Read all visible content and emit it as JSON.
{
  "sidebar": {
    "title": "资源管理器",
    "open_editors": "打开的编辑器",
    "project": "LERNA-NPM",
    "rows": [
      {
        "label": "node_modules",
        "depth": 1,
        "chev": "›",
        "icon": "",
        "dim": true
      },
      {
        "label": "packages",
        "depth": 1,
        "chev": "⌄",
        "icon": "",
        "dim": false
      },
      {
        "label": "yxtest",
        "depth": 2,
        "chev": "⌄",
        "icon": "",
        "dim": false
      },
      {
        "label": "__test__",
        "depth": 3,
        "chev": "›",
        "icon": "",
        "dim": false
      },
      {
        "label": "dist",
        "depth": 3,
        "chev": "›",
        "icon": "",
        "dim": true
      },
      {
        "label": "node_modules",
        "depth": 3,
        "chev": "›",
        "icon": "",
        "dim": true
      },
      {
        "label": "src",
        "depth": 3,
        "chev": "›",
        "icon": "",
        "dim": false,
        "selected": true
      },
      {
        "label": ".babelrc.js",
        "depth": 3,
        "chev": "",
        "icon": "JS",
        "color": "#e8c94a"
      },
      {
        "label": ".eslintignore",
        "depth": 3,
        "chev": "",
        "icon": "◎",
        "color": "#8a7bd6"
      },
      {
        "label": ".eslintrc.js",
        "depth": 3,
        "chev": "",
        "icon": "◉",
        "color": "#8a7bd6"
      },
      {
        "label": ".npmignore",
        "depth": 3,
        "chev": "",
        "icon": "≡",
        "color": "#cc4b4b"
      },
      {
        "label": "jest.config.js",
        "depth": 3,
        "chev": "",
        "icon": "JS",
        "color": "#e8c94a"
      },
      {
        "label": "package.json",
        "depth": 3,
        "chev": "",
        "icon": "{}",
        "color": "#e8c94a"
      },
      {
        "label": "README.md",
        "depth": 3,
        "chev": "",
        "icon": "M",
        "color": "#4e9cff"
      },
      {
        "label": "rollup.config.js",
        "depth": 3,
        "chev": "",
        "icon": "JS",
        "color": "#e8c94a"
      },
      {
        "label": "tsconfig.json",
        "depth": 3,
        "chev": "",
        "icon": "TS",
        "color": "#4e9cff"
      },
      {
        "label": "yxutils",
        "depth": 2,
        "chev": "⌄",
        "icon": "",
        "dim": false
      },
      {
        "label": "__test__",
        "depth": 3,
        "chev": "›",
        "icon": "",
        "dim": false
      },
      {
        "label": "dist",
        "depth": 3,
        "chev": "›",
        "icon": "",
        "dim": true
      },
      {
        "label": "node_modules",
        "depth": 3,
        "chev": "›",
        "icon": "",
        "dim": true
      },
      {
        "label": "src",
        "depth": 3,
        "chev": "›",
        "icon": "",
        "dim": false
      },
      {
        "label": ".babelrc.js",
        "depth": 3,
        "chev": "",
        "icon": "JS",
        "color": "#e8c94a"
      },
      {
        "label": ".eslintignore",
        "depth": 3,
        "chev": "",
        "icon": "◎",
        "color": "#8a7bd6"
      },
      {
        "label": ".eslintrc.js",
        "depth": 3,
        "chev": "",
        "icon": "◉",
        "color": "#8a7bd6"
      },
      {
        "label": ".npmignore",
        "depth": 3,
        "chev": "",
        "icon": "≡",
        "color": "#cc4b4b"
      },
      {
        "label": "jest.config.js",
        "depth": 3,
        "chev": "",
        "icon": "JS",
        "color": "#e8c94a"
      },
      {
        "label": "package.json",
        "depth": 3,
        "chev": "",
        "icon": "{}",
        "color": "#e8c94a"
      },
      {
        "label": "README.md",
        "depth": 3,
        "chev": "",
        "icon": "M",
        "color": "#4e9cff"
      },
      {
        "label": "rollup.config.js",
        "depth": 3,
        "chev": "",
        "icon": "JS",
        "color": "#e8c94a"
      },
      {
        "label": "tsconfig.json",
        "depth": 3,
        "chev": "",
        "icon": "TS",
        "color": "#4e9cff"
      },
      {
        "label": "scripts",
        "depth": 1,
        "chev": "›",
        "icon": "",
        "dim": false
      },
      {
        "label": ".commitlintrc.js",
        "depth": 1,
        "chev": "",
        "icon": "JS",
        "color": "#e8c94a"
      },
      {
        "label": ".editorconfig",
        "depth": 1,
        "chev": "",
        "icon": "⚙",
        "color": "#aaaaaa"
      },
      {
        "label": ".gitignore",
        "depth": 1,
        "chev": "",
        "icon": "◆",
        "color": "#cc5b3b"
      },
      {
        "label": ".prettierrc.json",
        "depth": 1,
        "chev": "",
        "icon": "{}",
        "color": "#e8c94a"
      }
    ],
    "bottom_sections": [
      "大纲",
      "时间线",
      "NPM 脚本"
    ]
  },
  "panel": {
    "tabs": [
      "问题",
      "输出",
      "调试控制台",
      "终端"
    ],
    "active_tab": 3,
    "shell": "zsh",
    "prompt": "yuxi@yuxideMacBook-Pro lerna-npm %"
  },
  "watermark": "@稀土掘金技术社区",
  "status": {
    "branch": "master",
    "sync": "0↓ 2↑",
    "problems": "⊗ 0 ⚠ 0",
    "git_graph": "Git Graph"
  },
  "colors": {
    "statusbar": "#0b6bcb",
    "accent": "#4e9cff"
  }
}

········

Aim of the exercise
Give the entries once more, exactly as they appear.

Output
Read all visible content and emit it as JSON.
{
  "sidebar": {
    "title": "资源管理器",
    "open_editors": "打开的编辑器",
    "project": "LERNA-NPM",
    "rows": [
      {
        "label": "node_modules",
        "depth": 1,
        "chev": "›",
        "icon": "",
        "dim": true
      },
      {
        "label": "packages",
        "depth": 1,
        "chev": "⌄",
        "icon": "",
        "dim": false
      },
      {
        "label": "yxtest",
        "depth": 2,
        "chev": "⌄",
        "icon": "",
        "dim": false
      },
      {
        "label": "__test__",
        "depth": 3,
        "chev": "›",
        "icon": "",
        "dim": false
      },
      {
        "label": "dist",
        "depth": 3,
        "chev": "›",
        "icon": "",
        "dim": true
      },
      {
        "label": "node_modules",
        "depth": 3,
        "chev": "›",
        "icon": "",
        "dim": true
      },
      {
        "label": "src",
        "depth": 3,
        "chev": "›",
        "icon": "",
        "dim": false,
        "selected": true
      },
      {
        "label": ".babelrc.js",
        "depth": 3,
        "chev": "",
        "icon": "JS",
        "color": "#e8c94a"
      },
      {
        "label": ".eslintignore",
        "depth": 3,
        "chev": "",
        "icon": "◎",
        "color": "#8a7bd6"
      },
      {
        "label": ".eslintrc.js",
        "depth": 3,
        "chev": "",
        "icon": "◉",
        "color": "#8a7bd6"
      },
      {
        "label": ".npmignore",
        "depth": 3,
        "chev": "",
        "icon": "≡",
        "color": "#cc4b4b"
      },
      {
        "label": "jest.config.js",
        "depth": 3,
        "chev": "",
        "icon": "JS",
        "color": "#e8c94a"
      },
      {
        "label": "package.json",
        "depth": 3,
        "chev": "",
        "icon": "{}",
        "color": "#e8c94a"
      },
      {
        "label": "README.md",
        "depth": 3,
        "chev": "",
        "icon": "M",
        "color": "#4e9cff"
      },
      {
        "label": "rollup.config.js",
        "depth": 3,
        "chev": "",
        "icon": "JS",
        "color": "#e8c94a"
      },
      {
        "label": "tsconfig.json",
        "depth": 3,
        "chev": "",
        "icon": "TS",
        "color": "#4e9cff"
      },
      {
        "label": "yxutils",
        "depth": 2,
        "chev": "⌄",
        "icon": "",
        "dim": false
      },
      {
        "label": "__test__",
        "depth": 3,
        "chev": "›",
        "icon": "",
        "dim": false
      },
      {
        "label": "dist",
        "depth": 3,
        "chev": "›",
        "icon": "",
        "dim": true
      },
      {
        "label": "node_modules",
        "depth": 3,
        "chev": "›",
        "icon": "",
        "dim": true
      },
      {
        "label": "src",
        "depth": 3,
        "chev": "›",
        "icon": "",
        "dim": false
      },
      {
        "label": ".babelrc.js",
        "depth": 3,
        "chev": "",
        "icon": "JS",
        "color": "#e8c94a"
      },
      {
        "label": ".eslintignore",
        "depth": 3,
        "chev": "",
        "icon": "◎",
        "color": "#8a7bd6"
      },
      {
        "label": ".eslintrc.js",
        "depth": 3,
        "chev": "",
        "icon": "◉",
        "color": "#8a7bd6"
      },
      {
        "label": ".npmignore",
        "depth": 3,
        "chev": "",
        "icon": "≡",
        "color": "#cc4b4b"
      },
      {
        "label": "jest.config.js",
        "depth": 3,
        "chev": "",
        "icon": "JS",
        "color": "#e8c94a"
      },
      {
        "label": "package.json",
        "depth": 3,
        "chev": "",
        "icon": "{}",
        "color": "#e8c94a"
      },
      {
        "label": "README.md",
        "depth": 3,
        "chev": "",
        "icon": "M",
        "color": "#4e9cff"
      },
      {
        "label": "rollup.config.js",
        "depth": 3,
        "chev": "",
        "icon": "JS",
        "color": "#e8c94a"
      },
      {
        "label": "tsconfig.json",
        "depth": 3,
        "chev": "",
        "icon": "TS",
        "color": "#4e9cff"
      },
      {
        "label": "scripts",
        "depth": 1,
        "chev": "›",
        "icon": "",
        "dim": false
      },
      {
        "label": ".commitlintrc.js",
        "depth": 1,
        "chev": "",
        "icon": "JS",
        "color": "#e8c94a"
      },
      {
        "label": ".editorconfig",
        "depth": 1,
        "chev": "",
        "icon": "⚙",
        "color": "#aaaaaa"
      },
      {
        "label": ".gitignore",
        "depth": 1,
        "chev": "",
        "icon": "◆",
        "color": "#cc5b3b"
      },
      {
        "label": ".prettierrc.json",
        "depth": 1,
        "chev": "",
        "icon": "{}",
        "color": "#e8c94a"
      }
    ],
    "bottom_sections": [
      "大纲",
      "时间线",
      "NPM 脚本"
    ]
  },
  "panel": {
    "tabs": [
      "问题",
      "输出",
      "调试控制台",
      "终端"
    ],
    "active_tab": 3,
    "shell": "zsh",
    "prompt": "yuxi@yuxideMacBook-Pro lerna-npm %"
  },
  "watermark": "@稀土掘金技术社区",
  "status": {
    "branch": "master",
    "sync": "0↓ 2↑",
    "problems": "⊗ 0 ⚠ 0",
    "git_graph": "Git Graph"
  },
  "colors": {
    "statusbar": "#0b6bcb",
    "accent": "#4e9cff"
  }
}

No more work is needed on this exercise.